### WHAT IS NEEDED
Look through the data below. Show each line where the string "Oliver" occurs.
--
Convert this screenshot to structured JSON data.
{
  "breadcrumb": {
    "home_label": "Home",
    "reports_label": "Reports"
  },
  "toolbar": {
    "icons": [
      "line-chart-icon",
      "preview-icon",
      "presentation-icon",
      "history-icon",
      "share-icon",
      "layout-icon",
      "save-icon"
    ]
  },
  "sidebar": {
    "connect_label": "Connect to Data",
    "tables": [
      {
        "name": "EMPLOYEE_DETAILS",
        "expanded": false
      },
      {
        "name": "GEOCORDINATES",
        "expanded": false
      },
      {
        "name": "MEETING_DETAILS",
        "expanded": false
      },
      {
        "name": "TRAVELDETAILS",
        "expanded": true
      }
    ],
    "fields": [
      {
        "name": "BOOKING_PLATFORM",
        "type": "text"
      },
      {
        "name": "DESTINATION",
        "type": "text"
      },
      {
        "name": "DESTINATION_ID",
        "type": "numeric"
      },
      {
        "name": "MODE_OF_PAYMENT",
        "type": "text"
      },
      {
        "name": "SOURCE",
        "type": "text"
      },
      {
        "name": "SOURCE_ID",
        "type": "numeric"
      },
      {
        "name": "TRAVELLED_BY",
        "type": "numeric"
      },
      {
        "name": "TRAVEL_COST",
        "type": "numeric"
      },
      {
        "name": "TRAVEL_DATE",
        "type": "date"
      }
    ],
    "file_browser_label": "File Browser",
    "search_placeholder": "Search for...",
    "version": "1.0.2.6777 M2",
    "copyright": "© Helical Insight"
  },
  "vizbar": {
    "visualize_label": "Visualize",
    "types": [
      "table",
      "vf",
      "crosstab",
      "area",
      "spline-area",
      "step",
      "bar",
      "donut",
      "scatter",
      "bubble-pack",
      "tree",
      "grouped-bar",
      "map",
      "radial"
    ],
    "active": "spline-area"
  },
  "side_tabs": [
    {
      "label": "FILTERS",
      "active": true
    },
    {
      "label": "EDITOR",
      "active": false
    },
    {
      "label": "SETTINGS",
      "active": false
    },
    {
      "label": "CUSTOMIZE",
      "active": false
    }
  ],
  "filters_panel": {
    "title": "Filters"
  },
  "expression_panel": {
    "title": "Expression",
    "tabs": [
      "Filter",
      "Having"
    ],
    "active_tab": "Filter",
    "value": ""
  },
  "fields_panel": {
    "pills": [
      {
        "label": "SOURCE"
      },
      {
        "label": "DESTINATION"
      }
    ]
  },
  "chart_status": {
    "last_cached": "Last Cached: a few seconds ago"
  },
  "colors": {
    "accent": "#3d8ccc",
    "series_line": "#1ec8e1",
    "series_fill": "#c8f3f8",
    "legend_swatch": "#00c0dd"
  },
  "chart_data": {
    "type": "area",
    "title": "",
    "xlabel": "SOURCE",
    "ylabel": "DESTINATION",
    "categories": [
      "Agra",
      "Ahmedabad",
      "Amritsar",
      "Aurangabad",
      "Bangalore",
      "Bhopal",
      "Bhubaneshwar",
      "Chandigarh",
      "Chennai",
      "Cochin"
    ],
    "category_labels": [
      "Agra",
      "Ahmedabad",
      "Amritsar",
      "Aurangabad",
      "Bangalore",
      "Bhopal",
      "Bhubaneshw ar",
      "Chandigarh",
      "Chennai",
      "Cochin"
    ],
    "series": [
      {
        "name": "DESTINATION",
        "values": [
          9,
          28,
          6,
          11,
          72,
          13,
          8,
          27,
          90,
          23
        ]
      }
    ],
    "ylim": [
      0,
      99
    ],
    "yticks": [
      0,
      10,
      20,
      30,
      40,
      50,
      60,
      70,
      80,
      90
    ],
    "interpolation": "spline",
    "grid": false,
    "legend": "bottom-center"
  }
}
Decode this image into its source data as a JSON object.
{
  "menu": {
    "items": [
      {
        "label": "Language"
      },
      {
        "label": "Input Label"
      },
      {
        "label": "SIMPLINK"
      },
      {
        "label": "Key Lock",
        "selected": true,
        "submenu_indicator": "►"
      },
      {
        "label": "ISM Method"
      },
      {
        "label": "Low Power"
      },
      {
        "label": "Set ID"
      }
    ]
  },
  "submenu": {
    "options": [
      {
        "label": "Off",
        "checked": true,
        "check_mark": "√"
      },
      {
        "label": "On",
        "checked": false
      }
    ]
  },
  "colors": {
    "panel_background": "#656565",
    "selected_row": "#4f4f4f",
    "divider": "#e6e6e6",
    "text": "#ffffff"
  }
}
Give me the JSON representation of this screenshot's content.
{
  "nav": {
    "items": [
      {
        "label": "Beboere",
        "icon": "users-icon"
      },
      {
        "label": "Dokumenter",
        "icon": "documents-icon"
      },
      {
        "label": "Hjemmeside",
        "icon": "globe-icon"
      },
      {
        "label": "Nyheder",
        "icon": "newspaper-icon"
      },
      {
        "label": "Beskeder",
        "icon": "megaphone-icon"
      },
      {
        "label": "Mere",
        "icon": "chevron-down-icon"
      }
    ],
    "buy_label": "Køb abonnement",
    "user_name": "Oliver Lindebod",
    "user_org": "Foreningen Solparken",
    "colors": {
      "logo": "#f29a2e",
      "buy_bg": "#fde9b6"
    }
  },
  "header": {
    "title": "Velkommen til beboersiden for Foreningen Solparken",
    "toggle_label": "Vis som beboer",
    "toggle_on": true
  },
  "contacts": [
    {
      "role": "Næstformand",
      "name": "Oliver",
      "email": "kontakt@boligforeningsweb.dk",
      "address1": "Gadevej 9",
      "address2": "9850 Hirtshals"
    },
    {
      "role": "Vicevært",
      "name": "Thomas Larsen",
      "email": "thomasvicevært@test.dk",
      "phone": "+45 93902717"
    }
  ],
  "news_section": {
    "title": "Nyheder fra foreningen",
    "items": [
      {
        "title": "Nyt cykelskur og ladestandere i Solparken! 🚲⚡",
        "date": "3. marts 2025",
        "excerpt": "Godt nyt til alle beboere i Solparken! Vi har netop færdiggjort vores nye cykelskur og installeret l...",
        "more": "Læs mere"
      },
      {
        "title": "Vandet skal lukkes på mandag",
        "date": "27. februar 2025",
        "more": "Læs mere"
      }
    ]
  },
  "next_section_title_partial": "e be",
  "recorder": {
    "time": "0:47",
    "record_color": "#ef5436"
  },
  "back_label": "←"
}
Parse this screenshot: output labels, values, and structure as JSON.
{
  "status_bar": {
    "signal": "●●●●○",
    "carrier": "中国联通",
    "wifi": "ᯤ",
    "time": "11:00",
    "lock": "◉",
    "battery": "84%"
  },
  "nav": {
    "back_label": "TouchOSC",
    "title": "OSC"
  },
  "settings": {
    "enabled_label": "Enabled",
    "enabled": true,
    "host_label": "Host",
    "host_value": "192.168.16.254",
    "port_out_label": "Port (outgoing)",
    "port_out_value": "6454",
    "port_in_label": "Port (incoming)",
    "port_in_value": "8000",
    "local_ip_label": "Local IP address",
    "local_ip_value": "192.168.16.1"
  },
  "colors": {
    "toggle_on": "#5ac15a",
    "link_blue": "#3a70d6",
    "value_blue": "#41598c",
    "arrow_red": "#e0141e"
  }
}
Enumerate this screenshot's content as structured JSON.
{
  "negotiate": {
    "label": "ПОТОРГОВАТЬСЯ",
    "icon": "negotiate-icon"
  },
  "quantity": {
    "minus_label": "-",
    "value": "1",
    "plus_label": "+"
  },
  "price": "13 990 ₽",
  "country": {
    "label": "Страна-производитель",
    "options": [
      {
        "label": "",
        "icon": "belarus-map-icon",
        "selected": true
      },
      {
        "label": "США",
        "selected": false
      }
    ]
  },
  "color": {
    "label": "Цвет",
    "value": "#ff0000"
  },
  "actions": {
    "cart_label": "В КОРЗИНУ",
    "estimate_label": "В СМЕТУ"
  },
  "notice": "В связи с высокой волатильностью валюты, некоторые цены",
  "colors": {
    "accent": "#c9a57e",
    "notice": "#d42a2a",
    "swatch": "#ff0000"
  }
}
--
### EXERCISE ANSWER
    "user_name": "Oliver Lindebod",
      "name": "Oliver",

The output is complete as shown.